_Your instructions:_ Collect every line of the material below that contains the string "jaren", matching case exactly.

Extracted data entries:
— Start —

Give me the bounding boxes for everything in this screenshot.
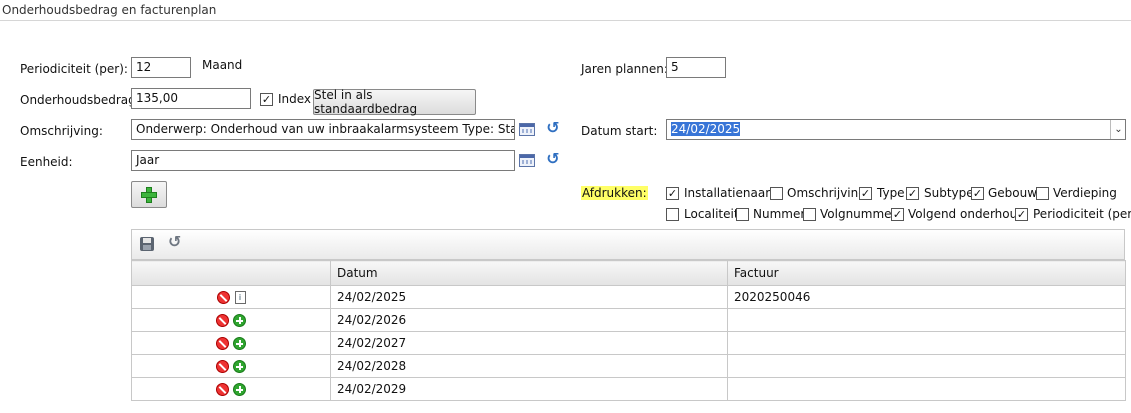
afdrukken-option-label: Installatienaam [684, 186, 777, 200]
afdrukken-checkbox-periodiciteit[interactable]: ✓ [1015, 208, 1028, 221]
add-icon[interactable] [233, 360, 246, 373]
periodiciteit-label: Periodiciteit (per): [20, 62, 128, 76]
delete-icon[interactable] [216, 291, 230, 304]
afdrukken-option-label: Gebouw [988, 186, 1038, 200]
add-icon[interactable] [233, 314, 246, 327]
delete-icon[interactable] [216, 360, 229, 373]
cell-factuur [727, 377, 1126, 401]
cell-factuur: 2020250046 [727, 285, 1126, 309]
stel-standaardbedrag-button[interactable]: Stel in als standaardbedrag [313, 88, 476, 116]
afdrukken-checkbox-type[interactable]: ✓ [859, 187, 872, 200]
onderhoudsbedrag-input[interactable]: 135,00 [131, 88, 251, 109]
column-header-datum[interactable]: Datum [330, 260, 728, 286]
cell-factuur [727, 331, 1126, 355]
afdrukken-checkbox-installatienaam[interactable]: ✓ [666, 187, 679, 200]
cell-datum: 24/02/2027 [330, 331, 728, 355]
facturen-table: Datum Factuur i 24/02/2025 2020250046 24… [131, 260, 1126, 401]
column-header-factuur[interactable]: Factuur [727, 260, 1126, 286]
afdrukken-option-label: Omschrijving [787, 186, 866, 200]
add-line-button[interactable] [131, 181, 167, 208]
row-actions [131, 377, 331, 401]
index-checkbox[interactable]: ✓ [260, 93, 273, 106]
afdrukken-option-label: Type [877, 186, 905, 200]
afdrukken-option-label: Nummer [753, 207, 806, 221]
jaren-plannen-input[interactable]: 5 [666, 57, 726, 78]
document-icon[interactable]: i [234, 291, 246, 304]
undo-icon[interactable]: ↺ [168, 234, 181, 250]
eenheid-reset-icon[interactable]: ↺ [544, 151, 562, 167]
datum-start-value: 24/02/2025 [671, 122, 741, 136]
periodiciteit-input[interactable]: 12 [131, 57, 191, 78]
afdrukken-option-label: Subtype [924, 186, 974, 200]
afdrukken-option-label: Localiteit [684, 207, 739, 221]
afdrukken-checkbox-subtype[interactable]: ✓ [906, 187, 919, 200]
afdrukken-option-label: Volgend onderhoud [908, 207, 1025, 221]
cell-datum: 24/02/2025 [330, 285, 728, 309]
eenheid-calendar-icon[interactable] [518, 152, 536, 168]
delete-icon[interactable] [216, 337, 229, 350]
row-actions [131, 331, 331, 355]
table-row: i 24/02/2025 2020250046 [131, 285, 1126, 309]
omschrijving-calendar-icon[interactable] [518, 121, 536, 137]
table-header-row: Datum Factuur [131, 260, 1126, 286]
datum-start-select[interactable]: 24/02/2025 [666, 119, 1126, 140]
add-icon[interactable] [233, 383, 246, 396]
afdrukken-option-label: Volgnummer [820, 207, 897, 221]
delete-icon[interactable] [216, 314, 229, 327]
delete-icon[interactable] [216, 383, 229, 396]
datum-start-label: Datum start: [581, 124, 658, 138]
afdrukken-label: Afdrukken: [581, 186, 648, 200]
column-header-actions [131, 260, 331, 286]
afdrukken-checkbox-volgnummer[interactable] [803, 208, 816, 221]
grid-toolbar: ↺ [131, 229, 1125, 260]
row-actions [131, 308, 331, 332]
add-icon[interactable] [233, 337, 246, 350]
table-row: 24/02/2027 [131, 331, 1126, 355]
afdrukken-option-label: Verdieping [1053, 186, 1117, 200]
omschrijving-input[interactable]: Onderwerp: Onderhoud van uw inbraakalarm… [131, 119, 515, 140]
cell-factuur [727, 308, 1126, 332]
eenheid-label: Eenheid: [20, 155, 73, 169]
cell-datum: 24/02/2026 [330, 308, 728, 332]
onderhoudsbedrag-label: Onderhoudsbedrag: [20, 93, 140, 107]
afdrukken-checkbox-verdieping[interactable] [1036, 187, 1049, 200]
afdrukken-option-label: Periodiciteit (per) [1033, 207, 1131, 221]
chevron-down-icon[interactable]: ⌄ [1110, 120, 1126, 139]
section-title: Onderhoudsbedrag en facturenplan [2, 3, 217, 17]
table-row: 24/02/2026 [131, 308, 1126, 332]
afdrukken-checkbox-volgend-onderhoud[interactable]: ✓ [891, 208, 904, 221]
omschrijving-reset-icon[interactable]: ↺ [544, 120, 562, 136]
afdrukken-checkbox-nummer[interactable] [736, 208, 749, 221]
section-divider [0, 20, 1131, 21]
table-row: 24/02/2028 [131, 354, 1126, 378]
table-row: 24/02/2029 [131, 377, 1126, 401]
afdrukken-checkbox-omschrijving[interactable] [770, 187, 783, 200]
row-actions: i [131, 285, 331, 309]
eenheid-input[interactable]: Jaar [131, 150, 515, 171]
cell-datum: 24/02/2029 [330, 377, 728, 401]
periodiciteit-unit: Maand [202, 58, 243, 72]
afdrukken-checkbox-localiteit[interactable] [666, 208, 679, 221]
cell-factuur [727, 354, 1126, 378]
row-actions [131, 354, 331, 378]
cell-datum: 24/02/2028 [330, 354, 728, 378]
plus-icon [141, 186, 157, 203]
save-icon[interactable] [140, 237, 154, 251]
omschrijving-label: Omschrijving: [20, 124, 103, 138]
afdrukken-checkbox-gebouw[interactable]: ✓ [971, 187, 984, 200]
jaren-plannen-label: Jaren plannen: [581, 62, 668, 76]
index-label: Index [278, 92, 312, 106]
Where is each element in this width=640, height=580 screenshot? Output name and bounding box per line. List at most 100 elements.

— End —

_In response:_
jaren-plannen-input[interactable]: 5 [666, 57, 726, 78]
jaren-plannen-label: Jaren plannen: [581, 62, 668, 76]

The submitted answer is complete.